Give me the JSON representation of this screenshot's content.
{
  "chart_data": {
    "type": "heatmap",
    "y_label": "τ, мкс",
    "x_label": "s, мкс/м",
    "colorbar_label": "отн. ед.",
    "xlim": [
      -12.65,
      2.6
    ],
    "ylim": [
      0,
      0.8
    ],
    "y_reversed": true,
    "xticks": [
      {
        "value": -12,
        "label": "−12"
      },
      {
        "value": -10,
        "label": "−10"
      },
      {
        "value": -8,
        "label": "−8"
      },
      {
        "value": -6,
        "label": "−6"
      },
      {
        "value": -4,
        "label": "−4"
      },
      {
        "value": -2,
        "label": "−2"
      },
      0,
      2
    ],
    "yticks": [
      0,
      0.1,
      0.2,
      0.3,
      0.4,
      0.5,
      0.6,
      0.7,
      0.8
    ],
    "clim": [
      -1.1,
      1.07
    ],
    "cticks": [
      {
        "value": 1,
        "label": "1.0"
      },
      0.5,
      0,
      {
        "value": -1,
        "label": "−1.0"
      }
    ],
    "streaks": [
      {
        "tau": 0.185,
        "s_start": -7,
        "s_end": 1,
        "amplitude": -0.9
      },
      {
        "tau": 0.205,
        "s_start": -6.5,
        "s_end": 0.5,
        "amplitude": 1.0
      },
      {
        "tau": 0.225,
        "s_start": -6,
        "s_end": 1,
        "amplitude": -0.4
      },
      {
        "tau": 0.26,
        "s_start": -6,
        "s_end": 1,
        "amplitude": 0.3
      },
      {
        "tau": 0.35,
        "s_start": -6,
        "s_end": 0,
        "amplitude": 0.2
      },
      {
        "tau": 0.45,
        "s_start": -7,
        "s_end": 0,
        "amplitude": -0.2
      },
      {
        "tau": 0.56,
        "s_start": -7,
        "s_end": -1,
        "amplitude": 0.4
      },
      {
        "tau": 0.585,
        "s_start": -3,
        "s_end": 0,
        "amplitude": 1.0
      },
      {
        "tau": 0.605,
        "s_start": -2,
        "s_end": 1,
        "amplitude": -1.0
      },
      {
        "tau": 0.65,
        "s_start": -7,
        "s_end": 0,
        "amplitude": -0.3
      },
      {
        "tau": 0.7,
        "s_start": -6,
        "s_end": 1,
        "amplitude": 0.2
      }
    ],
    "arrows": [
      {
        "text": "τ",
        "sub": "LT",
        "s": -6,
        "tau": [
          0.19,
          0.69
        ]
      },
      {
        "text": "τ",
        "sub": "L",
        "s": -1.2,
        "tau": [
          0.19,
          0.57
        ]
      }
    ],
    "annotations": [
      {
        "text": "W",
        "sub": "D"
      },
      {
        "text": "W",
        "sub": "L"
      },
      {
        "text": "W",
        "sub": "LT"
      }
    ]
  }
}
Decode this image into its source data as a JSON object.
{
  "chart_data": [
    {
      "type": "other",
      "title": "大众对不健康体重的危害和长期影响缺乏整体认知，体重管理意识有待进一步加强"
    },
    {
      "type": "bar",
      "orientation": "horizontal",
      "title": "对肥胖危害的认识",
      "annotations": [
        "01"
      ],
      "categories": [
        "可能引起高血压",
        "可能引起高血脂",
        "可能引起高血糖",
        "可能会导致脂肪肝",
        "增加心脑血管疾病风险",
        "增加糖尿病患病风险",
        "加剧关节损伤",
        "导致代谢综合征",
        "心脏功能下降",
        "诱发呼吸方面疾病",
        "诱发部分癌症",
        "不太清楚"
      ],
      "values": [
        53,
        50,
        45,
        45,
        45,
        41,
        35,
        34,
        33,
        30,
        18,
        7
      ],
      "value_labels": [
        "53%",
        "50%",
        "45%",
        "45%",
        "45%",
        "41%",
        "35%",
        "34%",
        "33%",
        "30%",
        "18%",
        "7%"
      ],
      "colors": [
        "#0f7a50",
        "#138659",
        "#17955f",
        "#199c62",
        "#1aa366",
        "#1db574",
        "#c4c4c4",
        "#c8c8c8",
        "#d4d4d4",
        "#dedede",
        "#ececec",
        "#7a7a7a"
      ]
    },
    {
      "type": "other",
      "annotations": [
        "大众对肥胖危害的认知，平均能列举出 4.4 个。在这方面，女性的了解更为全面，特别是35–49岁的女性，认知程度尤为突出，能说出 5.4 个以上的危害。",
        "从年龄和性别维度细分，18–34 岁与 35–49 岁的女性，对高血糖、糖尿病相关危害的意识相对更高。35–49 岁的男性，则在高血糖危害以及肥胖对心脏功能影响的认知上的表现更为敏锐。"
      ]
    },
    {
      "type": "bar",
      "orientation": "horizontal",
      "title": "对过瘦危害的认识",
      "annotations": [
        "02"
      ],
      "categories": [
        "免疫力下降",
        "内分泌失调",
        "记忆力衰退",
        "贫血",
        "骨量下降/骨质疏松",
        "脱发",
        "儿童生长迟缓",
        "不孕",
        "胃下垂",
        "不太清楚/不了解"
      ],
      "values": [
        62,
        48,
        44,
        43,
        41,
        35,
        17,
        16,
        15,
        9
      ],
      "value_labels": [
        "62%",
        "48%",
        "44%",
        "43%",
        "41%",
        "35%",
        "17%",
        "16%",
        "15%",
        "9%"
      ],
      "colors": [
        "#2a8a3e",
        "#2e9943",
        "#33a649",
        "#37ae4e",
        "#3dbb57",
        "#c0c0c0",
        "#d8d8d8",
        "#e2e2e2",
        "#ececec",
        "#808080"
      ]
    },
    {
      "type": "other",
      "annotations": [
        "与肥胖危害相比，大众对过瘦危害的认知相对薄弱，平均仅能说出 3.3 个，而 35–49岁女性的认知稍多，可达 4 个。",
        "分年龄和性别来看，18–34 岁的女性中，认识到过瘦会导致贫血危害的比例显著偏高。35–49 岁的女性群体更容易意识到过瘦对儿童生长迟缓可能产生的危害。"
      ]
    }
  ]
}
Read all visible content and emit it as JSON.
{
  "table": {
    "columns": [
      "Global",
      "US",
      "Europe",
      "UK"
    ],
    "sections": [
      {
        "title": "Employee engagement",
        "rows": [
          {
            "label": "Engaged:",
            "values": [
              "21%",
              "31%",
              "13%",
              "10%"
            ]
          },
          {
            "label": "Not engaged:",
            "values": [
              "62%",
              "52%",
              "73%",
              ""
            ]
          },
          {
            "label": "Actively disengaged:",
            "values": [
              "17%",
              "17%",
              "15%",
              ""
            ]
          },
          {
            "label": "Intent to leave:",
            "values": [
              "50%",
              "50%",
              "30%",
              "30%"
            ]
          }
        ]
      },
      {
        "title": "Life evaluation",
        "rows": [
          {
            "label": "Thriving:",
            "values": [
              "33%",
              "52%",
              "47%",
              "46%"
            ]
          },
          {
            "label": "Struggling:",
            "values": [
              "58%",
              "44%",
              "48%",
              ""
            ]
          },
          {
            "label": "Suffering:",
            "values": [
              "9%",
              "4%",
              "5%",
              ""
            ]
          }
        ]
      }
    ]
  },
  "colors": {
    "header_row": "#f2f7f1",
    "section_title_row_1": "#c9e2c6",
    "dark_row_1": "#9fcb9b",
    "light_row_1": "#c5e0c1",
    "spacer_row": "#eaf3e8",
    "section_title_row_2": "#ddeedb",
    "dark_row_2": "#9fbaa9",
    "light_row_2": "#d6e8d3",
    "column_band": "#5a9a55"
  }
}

::::::

- WHAT THE EXERCISE ASKS
Please reproduce each line exactly as written.

- COMPLETED EXERCISE
Give me the JSON representation of this screenshot's content.
{
  "chart_data": {
    "type": "heatmap",
    "y_label": "τ, мкс",
    "x_label": "s, мкс/м",
    "colorbar_label": "отн. ед.",
    "xlim": [
      -12.65,
      2.6
    ],
    "ylim": [
      0,
      0.8
    ],
    "y_reversed": true,
    "xticks": [
      {
        "value": -12,
        "label": "−12"
      },
      {
        "value": -10,
        "label": "−10"
      },
      {
        "value": -8,
        "label": "−8"
      },
      {
        "value": -6,
        "label": "−6"
      },
      {
        "value": -4,
        "label": "−4"
      },
      {
        "value": -2,
        "label": "−2"
      },
      0,
      2
    ],
    "yticks": [
      0,
      0.1,
      0.2,
      0.3,
      0.4,
      0.5,
      0.6,
      0.7,
      0.8
    ],
    "clim": [
      -1.1,
      1.07
    ],
    "cticks": [
      {
        "value": 1,
        "label": "1.0"
      },
      0.5,
      0,
      {
        "value": -1,
        "label": "−1.0"
      }
    ],
    "streaks": [
      {
        "tau": 0.185,
        "s_start": -7,
        "s_end": 1,
        "amplitude": -0.9
      },
      {
        "tau": 0.205,
        "s_start": -6.5,
        "s_end": 0.5,
        "amplitude": 1.0
      },
      {
        "tau": 0.225,
        "s_start": -6,
        "s_end": 1,
        "amplitude": -0.4
      },
      {
        "tau": 0.26,
        "s_start": -6,
        "s_end": 1,
        "amplitude": 0.3
      },
      {
        "tau": 0.35,
        "s_start": -6,
        "s_end": 0,
        "amplitude": 0.2
      },
      {
        "tau": 0.45,
        "s_start": -7,
        "s_end": 0,
        "amplitude": -0.2
      },
      {
        "tau": 0.56,
        "s_start": -7,
        "s_end": -1,
        "amplitude": 0.4
      },
      {
        "tau": 0.585,
        "s_start": -3,
        "s_end": 0,
        "amplitude": 1.0
      },
      {
        "tau": 0.605,
        "s_start": -2,
        "s_end": 1,
        "amplitude": -1.0
      },
      {
        "tau": 0.65,
        "s_start": -7,
        "s_end": 0,
        "amplitude": -0.3
      },
      {
        "tau": 0.7,
        "s_start": -6,
        "s_end": 1,
        "amplitude": 0.2
      }
    ],
    "arrows": [
      {
        "text": "τ",
        "sub": "LT",
        "s": -6,
        "tau": [
          0.19,
          0.69
        ]
      },
      {
        "text": "τ",
        "sub": "L",
        "s": -1.2,
        "tau": [
          0.19,
          0.57
        ]
      }
    ],
    "annotations": [
      {
        "text": "W",
        "sub": "D"
      },
      {
        "text": "W",
        "sub": "L"
      },
      {
        "text": "W",
        "sub": "LT"
      }
    ]
  }
}
Decode this image into its source data as a JSON object.
{
  "chart_data": [
    {
      "type": "other",
      "title": "大众对不健康体重的危害和长期影响缺乏整体认知，体重管理意识有待进一步加强"
    },
    {
      "type": "bar",
      "orientation": "horizontal",
      "title": "对肥胖危害的认识",
      "annotations": [
        "01"
      ],
      "categories": [
        "可能引起高血压",
        "可能引起高血脂",
        "可能引起高血糖",
        "可能会导致脂肪肝",
        "增加心脑血管疾病风险",
        "增加糖尿病患病风险",
        "加剧关节损伤",
        "导致代谢综合征",
        "心脏功能下降",
        "诱发呼吸方面疾病",
        "诱发部分癌症",
        "不太清楚"
      ],
      "values": [
        53,
        50,
        45,
        45,
        45,
        41,
        35,
        34,
        33,
        30,
        18,
        7
      ],
      "value_labels": [
        "53%",
        "50%",
        "45%",
        "45%",
        "45%",
        "41%",
        "35%",
        "34%",
        "33%",
        "30%",
        "18%",
        "7%"
      ],
      "colors": [
        "#0f7a50",
        "#138659",
        "#17955f",
        "#199c62",
        "#1aa366",
        "#1db574",
        "#c4c4c4",
        "#c8c8c8",
        "#d4d4d4",
        "#dedede",
        "#ececec",
        "#7a7a7a"
      ]
    },
    {
      "type": "other",
      "annotations": [
        "大众对肥胖危害的认知，平均能列举出 4.4 个。在这方面，女性的了解更为全面，特别是35–49岁的女性，认知程度尤为突出，能说出 5.4 个以上的危害。",
        "从年龄和性别维度细分，18–34 岁与 35–49 岁的女性，对高血糖、糖尿病相关危害的意识相对更高。35–49 岁的男性，则在高血糖危害以及肥胖对心脏功能影响的认知上的表现更为敏锐。"
      ]
    },
    {
      "type": "bar",
      "orientation": "horizontal",
      "title": "对过瘦危害的认识",
      "annotations": [
        "02"
      ],
      "categories": [
        "免疫力下降",
        "内分泌失调",
        "记忆力衰退",
        "贫血",
        "骨量下降/骨质疏松",
        "脱发",
        "儿童生长迟缓",
        "不孕",
        "胃下垂",
        "不太清楚/不了解"
      ],
      "values": [
        62,
        48,
        44,
        43,
        41,
        35,
        17,
        16,
        15,
        9
      ],
      "value_labels": [
        "62%",
        "48%",
        "44%",
        "43%",
        "41%",
        "35%",
        "17%",
        "16%",
        "15%",
        "9%"
      ],
      "colors": [
        "#2a8a3e",
        "#2e9943",
        "#33a649",
        "#37ae4e",
        "#3dbb57",
        "#c0c0c0",
        "#d8d8d8",
        "#e2e2e2",
        "#ececec",
        "#808080"
      ]
    },
    {
      "type": "other",
      "annotations": [
        "与肥胖危害相比，大众对过瘦危害的认知相对薄弱，平均仅能说出 3.3 个，而 35–49岁女性的认知稍多，可达 4 个。",
        "分年龄和性别来看，18–34 岁的女性中，认识到过瘦会导致贫血危害的比例显著偏高。35–49 岁的女性群体更容易意识到过瘦对儿童生长迟缓可能产生的危害。"
      ]
    }
  ]
}
Read all visible content and emit it as JSON.
{
  "table": {
    "columns": [
      "Global",
      "US",
      "Europe",
      "UK"
    ],
    "sections": [
      {
        "title": "Employee engagement",
        "rows": [
          {
            "label": "Engaged:",
            "values": [
              "21%",
              "31%",
              "13%",
              "10%"
            ]
          },
          {
            "label": "Not engaged:",
            "values": [
              "62%",
              "52%",
              "73%",
              ""
            ]
          },
          {
            "label": "Actively disengaged:",
            "values": [
              "17%",
              "17%",
              "15%",
              ""
            ]
          },
          {
            "label": "Intent to leave:",
            "values": [
              "50%",
              "50%",
              "30%",
              "30%"
            ]
          }
        ]
      },
      {
        "title": "Life evaluation",
        "rows": [
          {
            "label": "Thriving:",
            "values": [
              "33%",
              "52%",
              "47%",
              "46%"
            ]
          },
          {
            "label": "Struggling:",
            "values": [
              "58%",
              "44%",
              "48%",
              ""
            ]
          },
          {
            "label": "Suffering:",
            "values": [
              "9%",
              "4%",
              "5%",
              ""
            ]
          }
        ]
      }
    ]
  },
  "colors": {
    "header_row": "#f2f7f1",
    "section_title_row_1": "#c9e2c6",
    "dark_row_1": "#9fcb9b",
    "light_row_1": "#c5e0c1",
    "spacer_row": "#eaf3e8",
    "section_title_row_2": "#ddeedb",
    "dark_row_2": "#9fbaa9",
    "light_row_2": "#d6e8d3",
    "column_band": "#5a9a55"
  }
}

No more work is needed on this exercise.